(WHAT THE TASK REQUIRES):
Pull out every line of the entries below that contains the string "Inspection", matching case exactly.

Stored items:

*****

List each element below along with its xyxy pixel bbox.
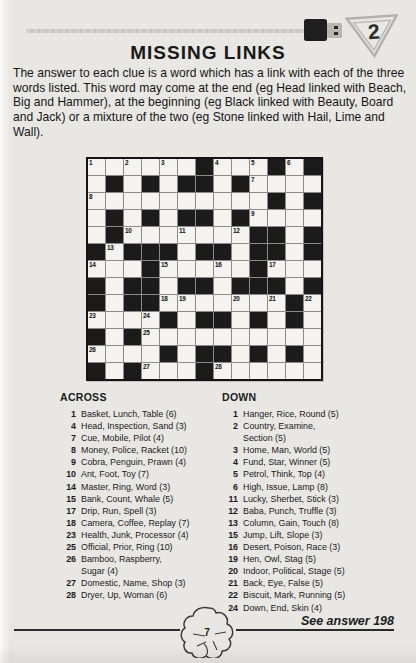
white-cell[interactable]: 10 [124, 227, 141, 243]
across-heading: ACROSS [60, 391, 216, 403]
black-cell [106, 176, 123, 192]
white-cell[interactable] [304, 261, 321, 277]
black-cell [196, 312, 213, 328]
down-heading: DOWN [222, 391, 402, 403]
white-cell[interactable] [178, 329, 195, 345]
black-cell [196, 346, 213, 362]
cell-number: 24 [143, 312, 150, 320]
clue-text: Dryer, Up, Woman (6) [81, 589, 216, 601]
white-cell[interactable]: 28 [214, 363, 231, 379]
white-cell[interactable] [160, 329, 177, 345]
cell-number: 6 [287, 159, 290, 167]
clue-number: 14 [58, 481, 81, 493]
clue-text: Country, Examine,Section (5) [243, 420, 402, 444]
clue-text: Home, Man, World (5) [243, 444, 402, 456]
clue-item: 20Indoor, Political, Stage (5) [220, 565, 402, 577]
clue-item: 10Ant, Foot, Toy (7) [58, 468, 216, 480]
black-cell [304, 244, 321, 260]
black-cell [142, 176, 159, 192]
black-cell [124, 363, 141, 379]
clue-item: 14Master, Ring, Word (3) [58, 481, 216, 493]
clue-item: 4Fund, Star, Winner (5) [220, 456, 402, 468]
white-cell[interactable] [286, 227, 303, 243]
black-cell [196, 159, 213, 175]
white-cell[interactable] [196, 295, 213, 311]
clue-number: 12 [220, 505, 243, 517]
clue-item: 2Country, Examine,Section (5) [220, 420, 402, 444]
white-cell[interactable] [250, 363, 267, 379]
clue-number: 4 [220, 456, 243, 468]
black-cell [178, 176, 195, 192]
black-cell [142, 295, 159, 311]
cell-number: 3 [161, 159, 164, 167]
black-cell [250, 346, 267, 362]
white-cell[interactable] [196, 329, 213, 345]
white-cell[interactable] [232, 159, 249, 175]
black-cell [178, 278, 195, 294]
white-cell[interactable] [124, 176, 141, 192]
white-cell[interactable] [286, 261, 303, 277]
clue-item: 3Home, Man, World (5) [220, 444, 402, 456]
clue-text: Hanger, Rice, Round (5) [243, 408, 402, 420]
clue-number: 5 [220, 468, 243, 480]
clue-text: Domestic, Name, Shop (3) [81, 577, 216, 589]
black-cell [232, 176, 249, 192]
clue-number: 27 [58, 577, 81, 589]
black-cell [88, 244, 105, 260]
cell-number: 4 [215, 159, 218, 167]
leaf-page-number-icon: 7 [179, 606, 237, 658]
white-cell[interactable] [268, 346, 285, 362]
clue-text: Hen, Owl, Stag (5) [243, 553, 402, 565]
clue-item: 8Money, Police, Racket (10) [58, 444, 216, 456]
white-cell[interactable] [142, 227, 159, 243]
clue-text: Down, End, Skin (4) [243, 602, 402, 614]
white-cell[interactable] [232, 244, 249, 260]
white-cell[interactable] [286, 244, 303, 260]
black-cell [286, 312, 303, 328]
cell-number: 27 [143, 363, 150, 371]
white-cell[interactable] [88, 210, 105, 226]
black-cell [160, 312, 177, 328]
black-cell [268, 227, 285, 243]
black-cell [304, 278, 321, 294]
black-cell [124, 244, 141, 260]
white-cell[interactable] [214, 278, 231, 294]
clue-text: Petrol, Think, Top (4) [243, 468, 402, 480]
black-cell [232, 210, 249, 226]
cell-number: 20 [233, 295, 240, 303]
white-cell[interactable]: 4 [214, 159, 231, 175]
clue-number: 13 [220, 517, 243, 529]
white-cell[interactable] [160, 363, 177, 379]
white-cell[interactable] [214, 176, 231, 192]
cell-number: 7 [251, 176, 254, 184]
footer-rule-right [236, 629, 394, 631]
white-cell[interactable]: 26 [88, 346, 105, 362]
clue-number: 10 [58, 468, 81, 480]
clue-text: Official, Prior, Ring (10) [81, 541, 216, 553]
white-cell[interactable]: 15 [160, 261, 177, 277]
white-cell[interactable]: 5 [250, 159, 267, 175]
clue-text: Bank, Count, Whale (5) [81, 493, 216, 505]
cell-number: 13 [107, 244, 114, 252]
white-cell[interactable] [178, 261, 195, 277]
white-cell[interactable] [106, 312, 123, 328]
clue-item: 23Health, Junk, Processor (4) [58, 529, 216, 541]
black-cell [196, 210, 213, 226]
white-cell[interactable] [160, 176, 177, 192]
white-cell[interactable] [286, 210, 303, 226]
black-cell [142, 244, 159, 260]
clue-item: 24Down, End, Skin (4) [220, 602, 402, 614]
white-cell[interactable] [268, 176, 285, 192]
white-cell[interactable] [232, 329, 249, 345]
white-cell[interactable] [232, 312, 249, 328]
clue-text: Baba, Punch, Truffle (3) [243, 505, 402, 517]
clue-number: 9 [58, 456, 81, 468]
white-cell[interactable] [268, 312, 285, 328]
white-cell[interactable] [160, 227, 177, 243]
black-cell [124, 278, 141, 294]
black-cell [250, 244, 267, 260]
footer-rule-left [14, 629, 180, 631]
clue-number: 21 [220, 577, 243, 589]
white-cell[interactable] [232, 261, 249, 277]
black-cell [268, 244, 285, 260]
page-edge-curl [0, 0, 10, 663]
clue-item: 1Hanger, Rice, Round (5) [220, 408, 402, 420]
cell-number: 23 [89, 312, 96, 320]
white-cell[interactable] [286, 176, 303, 192]
across-clue-list: 1Basket, Lunch, Table (6)4Head, Inspecti… [58, 408, 216, 602]
clue-number: 26 [58, 553, 81, 577]
cell-number: 16 [215, 261, 222, 269]
cell-number: 22 [305, 295, 312, 303]
black-cell [214, 346, 231, 362]
clue-item: 18Camera, Coffee, Replay (7) [58, 517, 216, 529]
black-cell [304, 159, 321, 175]
cell-number: 25 [143, 329, 150, 337]
clue-item: 17Drip, Run, Spell (3) [58, 505, 216, 517]
cell-number: 28 [215, 363, 222, 371]
clue-number: 28 [58, 589, 81, 601]
white-cell[interactable] [232, 193, 249, 209]
white-cell[interactable]: 12 [232, 227, 249, 243]
white-cell[interactable]: 11 [178, 227, 195, 243]
black-cell [250, 227, 267, 243]
white-cell[interactable]: 27 [142, 363, 159, 379]
clue-item: 5Petrol, Think, Top (4) [220, 468, 402, 480]
puzzle-instructions: The answer to each clue is a word which … [13, 66, 408, 140]
cell-number: 11 [179, 227, 185, 235]
cell-number: 18 [161, 295, 168, 303]
white-cell[interactable] [196, 261, 213, 277]
white-cell[interactable] [214, 193, 231, 209]
clue-text: Drip, Run, Spell (3) [81, 505, 216, 517]
clue-text: Indoor, Political, Stage (5) [243, 565, 402, 577]
white-cell[interactable]: 14 [88, 261, 105, 277]
white-cell[interactable] [106, 363, 123, 379]
clue-text: Head, Inspection, Sand (3) [81, 420, 216, 432]
see-answer-note: See answer 198 [301, 614, 394, 628]
clue-number: 18 [58, 517, 81, 529]
black-cell [268, 278, 285, 294]
white-cell[interactable] [124, 312, 141, 328]
clue-text: Camera, Coffee, Replay (7) [81, 517, 216, 529]
white-cell[interactable]: 9 [250, 210, 267, 226]
white-cell[interactable] [178, 244, 195, 260]
black-cell [214, 244, 231, 260]
white-cell[interactable] [106, 346, 123, 362]
clue-item: 25Official, Prior, Ring (10) [58, 541, 216, 553]
clue-number: 7 [58, 432, 81, 444]
clue-item: 7Cue, Mobile, Pilot (4) [58, 432, 216, 444]
cell-number: 21 [269, 295, 276, 303]
white-cell[interactable] [106, 159, 123, 175]
white-cell[interactable]: 17 [268, 261, 285, 277]
cell-number: 19 [179, 295, 186, 303]
clue-item: 15Bank, Count, Whale (5) [58, 493, 216, 505]
white-cell[interactable] [268, 363, 285, 379]
white-cell[interactable]: 13 [106, 244, 123, 260]
white-cell[interactable]: 1 [88, 159, 105, 175]
clue-text: Cue, Mobile, Pilot (4) [81, 432, 216, 444]
white-cell[interactable]: 22 [304, 295, 321, 311]
white-cell[interactable]: 8 [88, 193, 105, 209]
clue-item: 16Desert, Poison, Race (3) [220, 541, 402, 553]
clue-item: 11Lucky, Sherbet, Stick (3) [220, 493, 402, 505]
clue-number: 1 [58, 408, 81, 420]
black-cell [250, 278, 267, 294]
clue-text: Jump, Lift, Slope (3) [243, 529, 402, 541]
white-cell[interactable] [160, 210, 177, 226]
white-cell[interactable] [304, 210, 321, 226]
white-cell[interactable] [304, 363, 321, 379]
white-cell[interactable] [268, 329, 285, 345]
black-cell [214, 312, 231, 328]
white-cell[interactable] [286, 278, 303, 294]
black-cell [124, 329, 141, 345]
clue-item: 12Baba, Punch, Truffle (3) [220, 505, 402, 517]
white-cell[interactable] [214, 329, 231, 345]
white-cell[interactable] [124, 261, 141, 277]
white-cell[interactable] [178, 193, 195, 209]
white-cell[interactable] [214, 227, 231, 243]
black-cell [124, 295, 141, 311]
white-cell[interactable] [286, 193, 303, 209]
cell-number: 12 [233, 227, 240, 235]
cell-number: 10 [125, 227, 132, 235]
white-cell[interactable] [106, 261, 123, 277]
clue-number: 3 [220, 444, 243, 456]
white-cell[interactable] [178, 312, 195, 328]
cell-number: 2 [125, 159, 128, 167]
clue-item: 21Back, Eye, False (5) [220, 577, 402, 589]
cell-number: 9 [251, 210, 254, 218]
clue-item: 6High, Issue, Lamp (8) [220, 481, 402, 493]
clue-number: 11 [220, 493, 243, 505]
white-cell[interactable] [214, 295, 231, 311]
black-cell [196, 244, 213, 260]
white-cell[interactable]: 16 [214, 261, 231, 277]
white-cell[interactable] [286, 329, 303, 345]
clue-text: Desert, Poison, Race (3) [243, 541, 402, 553]
clue-number: 6 [220, 481, 243, 493]
usb-cable-line [26, 29, 306, 33]
white-cell[interactable]: 2 [124, 159, 141, 175]
white-cell[interactable] [250, 193, 267, 209]
white-cell[interactable] [304, 312, 321, 328]
cell-number: 1 [89, 159, 92, 167]
black-cell [196, 363, 213, 379]
white-cell[interactable] [214, 210, 231, 226]
white-cell[interactable] [178, 159, 195, 175]
black-cell [160, 244, 177, 260]
cell-number: 14 [89, 261, 96, 269]
clue-number: 15 [58, 493, 81, 505]
black-cell [304, 193, 321, 209]
black-cell [142, 261, 159, 277]
black-cell [160, 346, 177, 362]
white-cell[interactable]: 23 [88, 312, 105, 328]
black-cell [142, 210, 159, 226]
clue-number: 2 [220, 420, 243, 444]
white-cell[interactable] [106, 329, 123, 345]
black-cell [286, 295, 303, 311]
white-cell[interactable]: 3 [160, 159, 177, 175]
clue-number: 1 [220, 408, 243, 420]
clue-item: 13Column, Gain, Touch (8) [220, 517, 402, 529]
white-cell[interactable] [106, 278, 123, 294]
black-cell [286, 346, 303, 362]
clue-item: 9Cobra, Penguin, Prawn (4) [58, 456, 216, 468]
black-cell [250, 312, 267, 328]
white-cell[interactable] [160, 278, 177, 294]
white-cell[interactable] [88, 227, 105, 243]
white-cell[interactable] [304, 346, 321, 362]
clue-item: 22Biscuit, Mark, Running (5) [220, 589, 402, 601]
clue-item: 15Jump, Lift, Slope (3) [220, 529, 402, 541]
black-cell [142, 278, 159, 294]
cell-number: 17 [269, 261, 276, 269]
white-cell[interactable] [304, 176, 321, 192]
usb-pin-icon [334, 26, 338, 29]
black-cell [268, 193, 285, 209]
black-cell [88, 329, 105, 345]
clue-item: 27Domestic, Name, Shop (3) [58, 577, 216, 589]
white-cell[interactable] [124, 193, 141, 209]
clue-text: Column, Gain, Touch (8) [243, 517, 402, 529]
clue-number: 19 [220, 553, 243, 565]
white-cell[interactable] [178, 363, 195, 379]
clue-item: 4Head, Inspection, Sand (3) [58, 420, 216, 432]
white-cell[interactable]: 19 [178, 295, 195, 311]
cell-number: 15 [161, 261, 168, 269]
black-cell [250, 261, 267, 277]
black-cell [106, 210, 123, 226]
white-cell[interactable]: 18 [160, 295, 177, 311]
clue-number: 15 [220, 529, 243, 541]
clue-number: 25 [58, 541, 81, 553]
white-cell[interactable] [250, 329, 267, 345]
white-cell[interactable] [196, 193, 213, 209]
across-clues-section: ACROSS 1Basket, Lunch, Table (6)4Head, I… [58, 391, 216, 602]
clue-text: Lucky, Sherbet, Stick (3) [243, 493, 402, 505]
clue-text: Bamboo, Raspberry,Sugar (4) [81, 553, 216, 577]
white-cell[interactable] [160, 193, 177, 209]
black-cell [196, 176, 213, 192]
crossword-grid: 1234567891011121314151617181920212223242… [86, 157, 323, 381]
white-cell[interactable]: 20 [232, 295, 249, 311]
white-cell[interactable]: 6 [286, 159, 303, 175]
clue-text: Basket, Lunch, Table (6) [81, 408, 216, 420]
black-cell [196, 278, 213, 294]
black-cell [106, 227, 123, 243]
clue-number: 22 [220, 589, 243, 601]
white-cell[interactable]: 7 [250, 176, 267, 192]
white-cell[interactable] [304, 329, 321, 345]
black-cell [178, 210, 195, 226]
down-clues-section: DOWN 1Hanger, Rice, Round (5)2Country, E… [220, 391, 402, 614]
page-title: MISSING LINKS [0, 42, 416, 64]
black-cell [268, 159, 285, 175]
clue-number: 4 [58, 420, 81, 432]
white-cell[interactable] [124, 346, 141, 362]
white-cell[interactable] [142, 346, 159, 362]
white-cell[interactable] [232, 363, 249, 379]
clue-item: 26Bamboo, Raspberry,Sugar (4) [58, 553, 216, 577]
white-cell[interactable] [106, 295, 123, 311]
white-cell[interactable]: 24 [142, 312, 159, 328]
cell-number: 26 [89, 346, 96, 354]
white-cell[interactable] [178, 346, 195, 362]
page-number: 7 [204, 627, 210, 638]
clue-text: Money, Police, Racket (10) [81, 444, 216, 456]
clue-text: Biscuit, Mark, Running (5) [243, 589, 402, 601]
clue-item: 28Dryer, Up, Woman (6) [58, 589, 216, 601]
white-cell[interactable] [250, 295, 267, 311]
clue-text: High, Issue, Lamp (8) [243, 481, 402, 493]
clue-number: 8 [58, 444, 81, 456]
clue-text: Fund, Star, Winner (5) [243, 456, 402, 468]
clue-number: 16 [220, 541, 243, 553]
white-cell[interactable] [142, 159, 159, 175]
usb-connector-icon [304, 19, 327, 41]
white-cell[interactable] [232, 346, 249, 362]
white-cell[interactable] [124, 210, 141, 226]
white-cell[interactable] [106, 193, 123, 209]
black-cell [88, 363, 105, 379]
clue-text: Cobra, Penguin, Prawn (4) [81, 456, 216, 468]
white-cell[interactable] [142, 193, 159, 209]
white-cell[interactable] [88, 176, 105, 192]
white-cell[interactable]: 25 [142, 329, 159, 345]
clue-item: 1Basket, Lunch, Table (6) [58, 408, 216, 420]
clue-text: Master, Ring, Word (3) [81, 481, 216, 493]
black-cell [304, 227, 321, 243]
clue-item: 19Hen, Owl, Stag (5) [220, 553, 402, 565]
cell-number: 5 [251, 159, 254, 167]
white-cell[interactable]: 21 [268, 295, 285, 311]
black-cell [88, 278, 105, 294]
clue-number: 23 [58, 529, 81, 541]
white-cell[interactable] [268, 210, 285, 226]
white-cell[interactable] [286, 363, 303, 379]
black-cell [88, 295, 105, 311]
clue-number: 20 [220, 565, 243, 577]
white-cell[interactable] [196, 227, 213, 243]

*****

(ANSWER TO THE EXERCISE):
clue-text: Head, Inspection, Sand (3) [81, 420, 216, 432]
clue-item: 4Head, Inspection, Sand (3) [58, 420, 216, 432]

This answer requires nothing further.